__Problem to solve__
With no line left out, restate the data word for word.

Excerpts from a dataset:
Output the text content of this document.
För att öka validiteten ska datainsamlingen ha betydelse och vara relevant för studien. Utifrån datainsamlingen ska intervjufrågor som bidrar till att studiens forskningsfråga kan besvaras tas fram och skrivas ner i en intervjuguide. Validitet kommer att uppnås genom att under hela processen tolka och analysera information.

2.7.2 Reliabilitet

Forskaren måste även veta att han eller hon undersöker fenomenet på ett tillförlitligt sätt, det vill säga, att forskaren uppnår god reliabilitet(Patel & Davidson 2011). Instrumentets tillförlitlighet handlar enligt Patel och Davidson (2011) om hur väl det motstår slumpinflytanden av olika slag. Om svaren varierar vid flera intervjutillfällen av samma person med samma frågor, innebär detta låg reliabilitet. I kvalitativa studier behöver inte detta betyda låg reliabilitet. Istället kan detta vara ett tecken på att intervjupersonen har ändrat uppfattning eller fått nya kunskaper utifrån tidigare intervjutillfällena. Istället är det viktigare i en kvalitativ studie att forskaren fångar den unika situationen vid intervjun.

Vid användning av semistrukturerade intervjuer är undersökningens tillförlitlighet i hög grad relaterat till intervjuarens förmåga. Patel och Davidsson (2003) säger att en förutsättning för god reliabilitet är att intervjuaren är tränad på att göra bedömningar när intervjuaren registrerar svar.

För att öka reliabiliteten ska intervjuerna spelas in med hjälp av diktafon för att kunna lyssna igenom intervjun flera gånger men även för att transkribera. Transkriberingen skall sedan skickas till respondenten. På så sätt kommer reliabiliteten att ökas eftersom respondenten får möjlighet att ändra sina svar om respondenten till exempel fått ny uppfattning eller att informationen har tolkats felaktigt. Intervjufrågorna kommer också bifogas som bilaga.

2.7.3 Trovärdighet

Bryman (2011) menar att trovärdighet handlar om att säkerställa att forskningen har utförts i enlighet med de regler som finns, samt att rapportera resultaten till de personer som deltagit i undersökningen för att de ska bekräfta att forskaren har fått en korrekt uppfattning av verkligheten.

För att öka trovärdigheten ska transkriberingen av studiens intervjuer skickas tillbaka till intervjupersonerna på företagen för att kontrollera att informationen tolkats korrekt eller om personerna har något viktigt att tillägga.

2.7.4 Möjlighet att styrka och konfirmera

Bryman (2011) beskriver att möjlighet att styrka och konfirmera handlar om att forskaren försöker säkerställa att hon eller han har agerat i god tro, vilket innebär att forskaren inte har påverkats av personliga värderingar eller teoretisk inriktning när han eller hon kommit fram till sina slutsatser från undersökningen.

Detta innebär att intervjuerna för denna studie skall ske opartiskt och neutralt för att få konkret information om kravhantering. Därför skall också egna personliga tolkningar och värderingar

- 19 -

__Task answer__
Output the text content of this document.
För att öka validiteten ska datainsamlingen ha betydelse och vara relevant för studien. Utifrån datainsamlingen ska intervjufrågor som bidrar till att studiens forskningsfråga kan besvaras tas fram och skrivas ner i en intervjuguide. Validitet kommer att uppnås genom att under hela processen tolka och analysera information.

2.7.2 Reliabilitet

Forskaren måste även veta att han eller hon undersöker fenomenet på ett tillförlitligt sätt, det vill säga, att forskaren uppnår god reliabilitet(Patel & Davidson 2011). Instrumentets tillförlitlighet handlar enligt Patel och Davidson (2011) om hur väl det motstår slumpinflytanden av olika slag. Om svaren varierar vid flera intervjutillfällen av samma person med samma frågor, innebär detta låg reliabilitet. I kvalitativa studier behöver inte detta betyda låg reliabilitet. Istället kan detta vara ett tecken på att intervjupersonen har ändrat uppfattning eller fått nya kunskaper utifrån tidigare intervjutillfällena. Istället är det viktigare i en kvalitativ studie att forskaren fångar den unika situationen vid intervjun.

Vid användning av semistrukturerade intervjuer är undersökningens tillförlitlighet i hög grad relaterat till intervjuarens förmåga. Patel och Davidsson (2003) säger att en förutsättning för god reliabilitet är att intervjuaren är tränad på att göra bedömningar när intervjuaren registrerar svar.

För att öka reliabiliteten ska intervjuerna spelas in med hjälp av diktafon för att kunna lyssna igenom intervjun flera gånger men även för att transkribera. Transkriberingen skall sedan skickas till respondenten. På så sätt kommer reliabiliteten att ökas eftersom respondenten får möjlighet att ändra sina svar om respondenten till exempel fått ny uppfattning eller att informationen har tolkats felaktigt. Intervjufrågorna kommer också bifogas som bilaga.

2.7.3 Trovärdighet

Bryman (2011) menar att trovärdighet handlar om att säkerställa att forskningen har utförts i enlighet med de regler som finns, samt att rapportera resultaten till de personer som deltagit i undersökningen för att de ska bekräfta att forskaren har fått en korrekt uppfattning av verkligheten.

För att öka trovärdigheten ska transkriberingen av studiens intervjuer skickas tillbaka till intervjupersonerna på företagen för att kontrollera att informationen tolkats korrekt eller om personerna har något viktigt att tillägga.

2.7.4 Möjlighet att styrka och konfirmera

Bryman (2011) beskriver att möjlighet att styrka och konfirmera handlar om att forskaren försöker säkerställa att hon eller han har agerat i god tro, vilket innebär att forskaren inte har påverkats av personliga värderingar eller teoretisk inriktning när han eller hon kommit fram till sina slutsatser från undersökningen.

Detta innebär att intervjuerna för denna studie skall ske opartiskt och neutralt för att få konkret information om kravhantering. Därför skall också egna personliga tolkningar och värderingar

- 19 -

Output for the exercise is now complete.